__Problem description__
Provide an exact copy of the data, excluding the images.

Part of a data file

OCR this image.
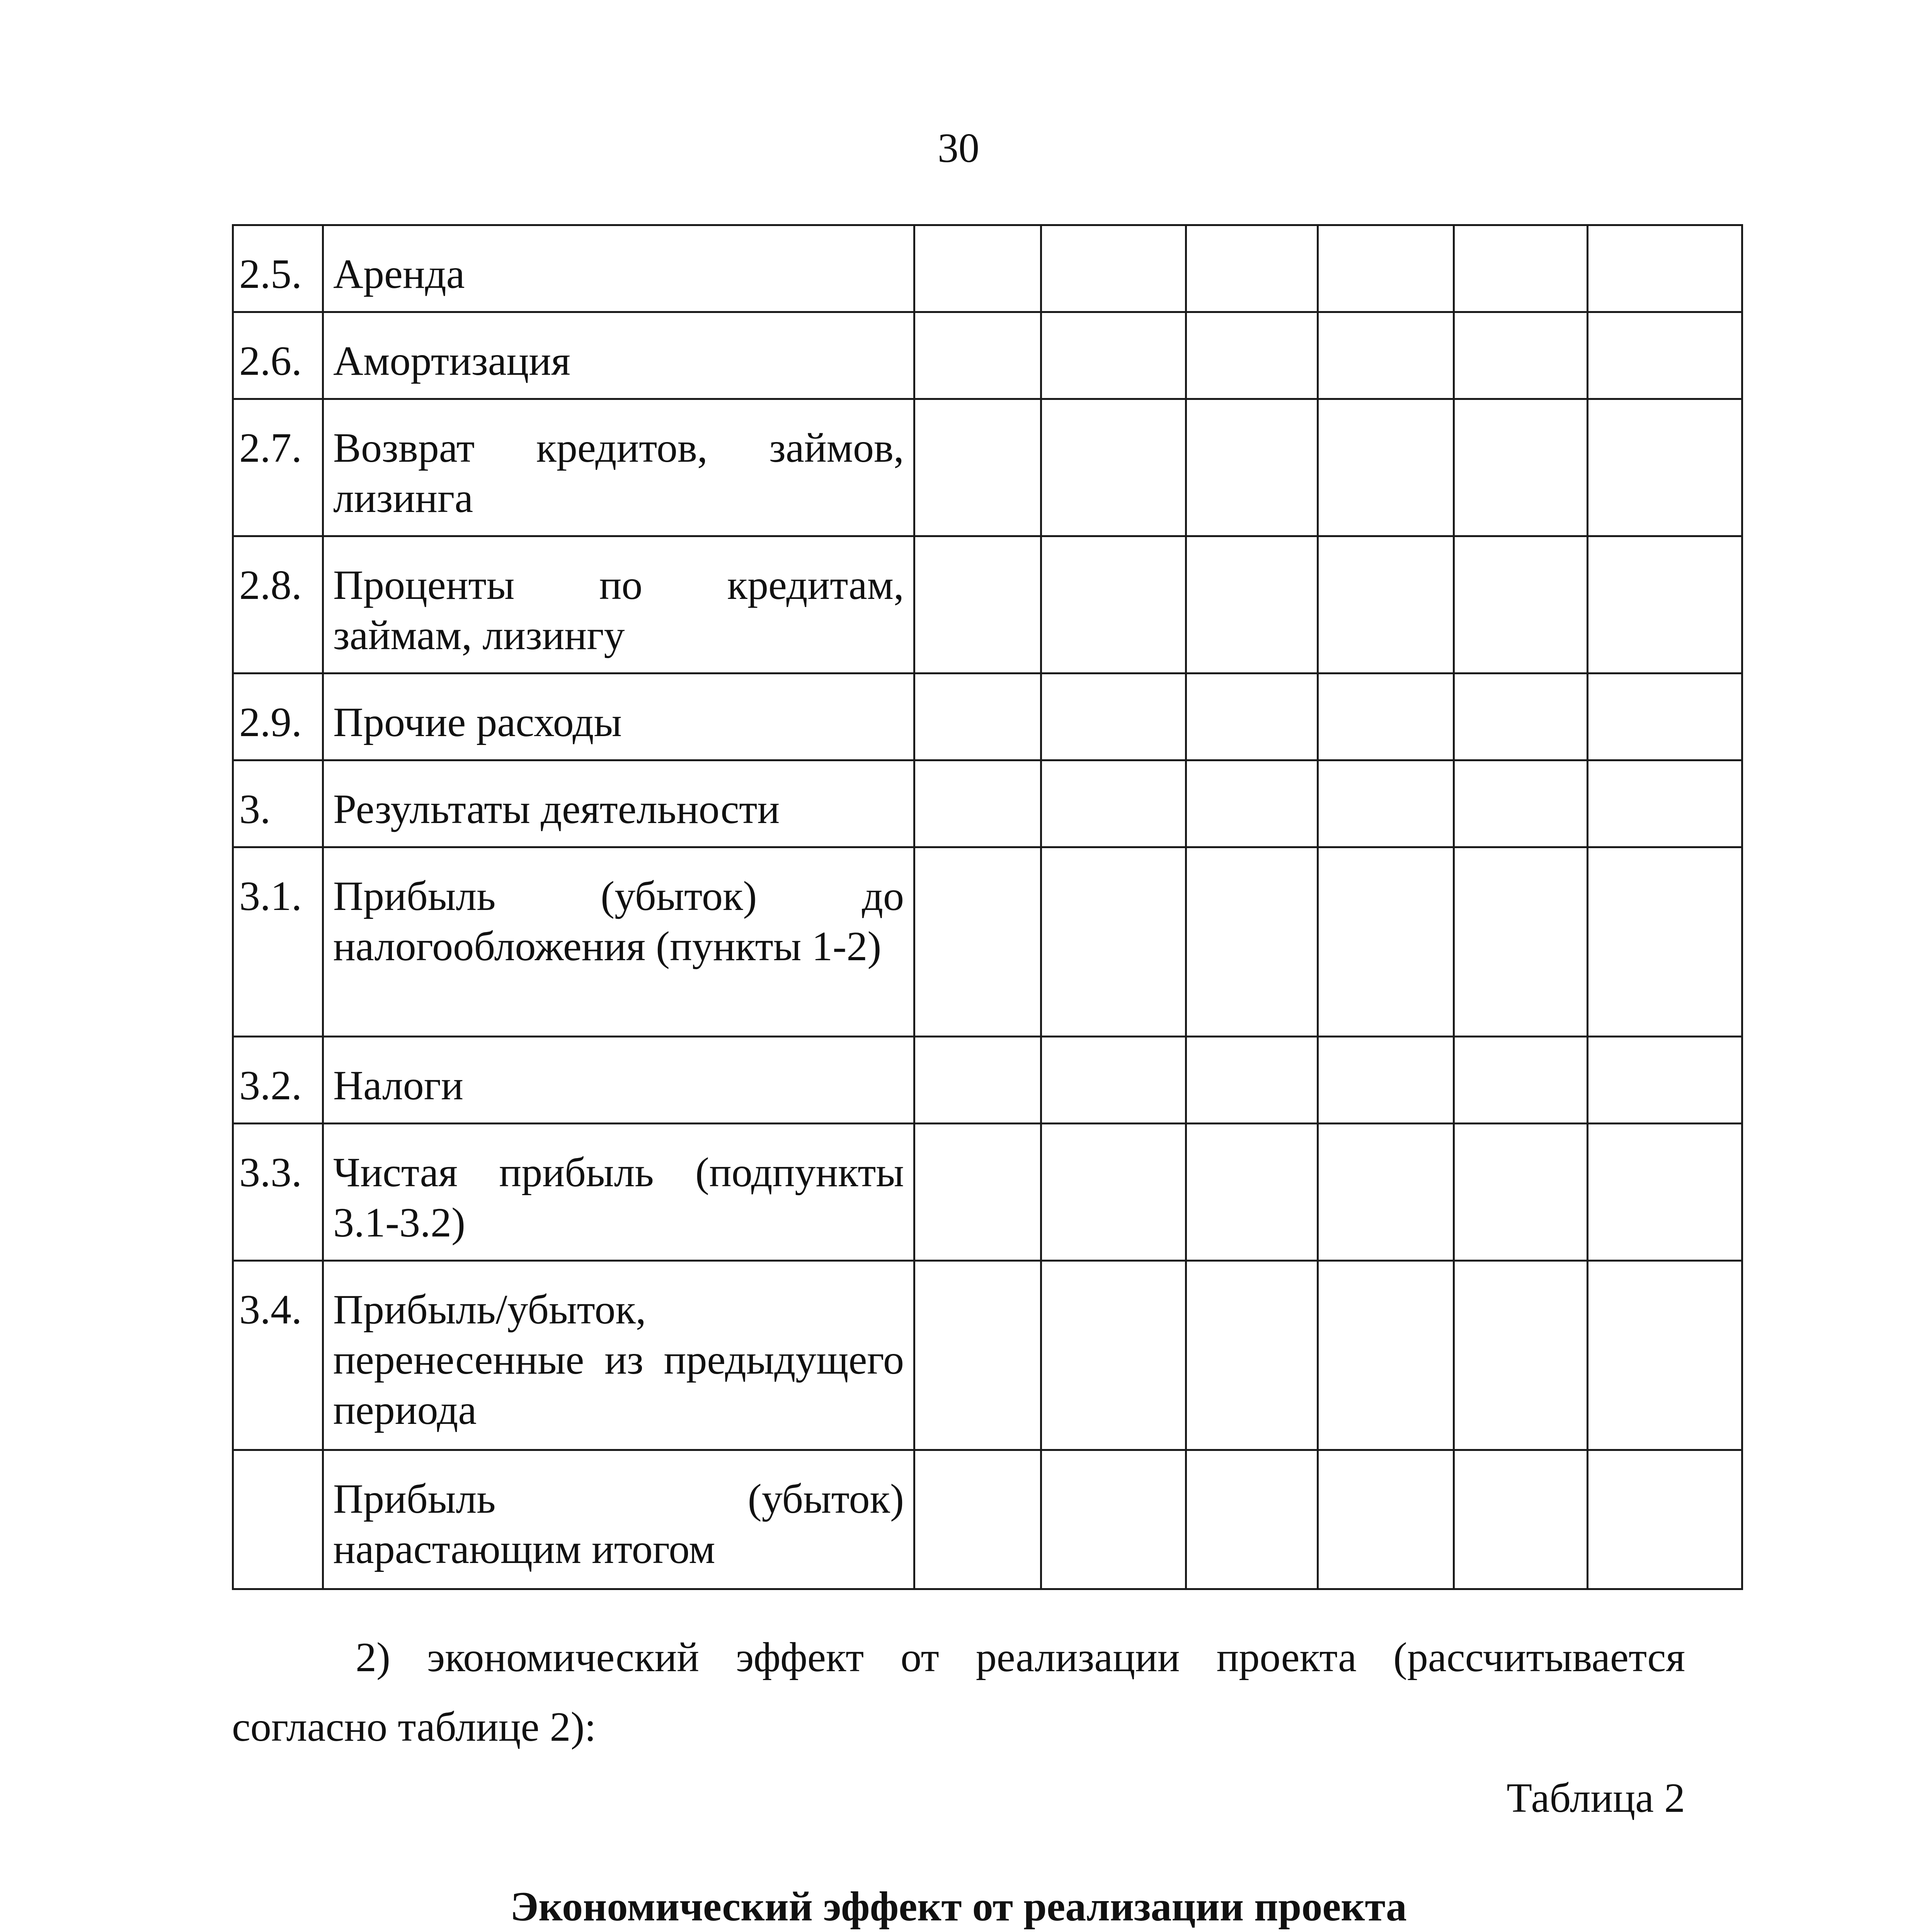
30
2.5.	Аренда						
2.6.	Амортизация						
2.7.	Возврат кредитов, займов, лизинга						
2.8.	Проценты по кредитам, займам, лизингу						
2.9.	Прочие расходы						
3.	Результаты деятельности						
3.1.	Прибыль (убыток) до налогообложения (пункты 1-2)						
3.2.	Налоги						
3.3.	Чистая прибыль (подпункты 3.1-3.2)						
3.4.	Прибыль/убыток, перенесенные из предыдущего периода						
	Прибыль (убыток) нарастающим итогом						
2) экономический эффект от реализации проекта (рассчитывается согласно таблице 2):
Таблица 2
Экономический эффект от реализации проекта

__Written answer__
OCR this image.
30
2.5.	Аренда						
2.6.	Амортизация						
2.7.	Возврат кредитов, займов, лизинга						
2.8.	Проценты по кредитам, займам, лизингу						
2.9.	Прочие расходы						
3.	Результаты деятельности						
3.1.	Прибыль (убыток) до налогообложения (пункты 1-2)						
3.2.	Налоги						
3.3.	Чистая прибыль (подпункты 3.1-3.2)						
3.4.	Прибыль/убыток, перенесенные из предыдущего периода						
	Прибыль (убыток) нарастающим итогом						
2) экономический эффект от реализации проекта (рассчитывается согласно таблице 2):
Таблица 2
Экономический эффект от реализации проекта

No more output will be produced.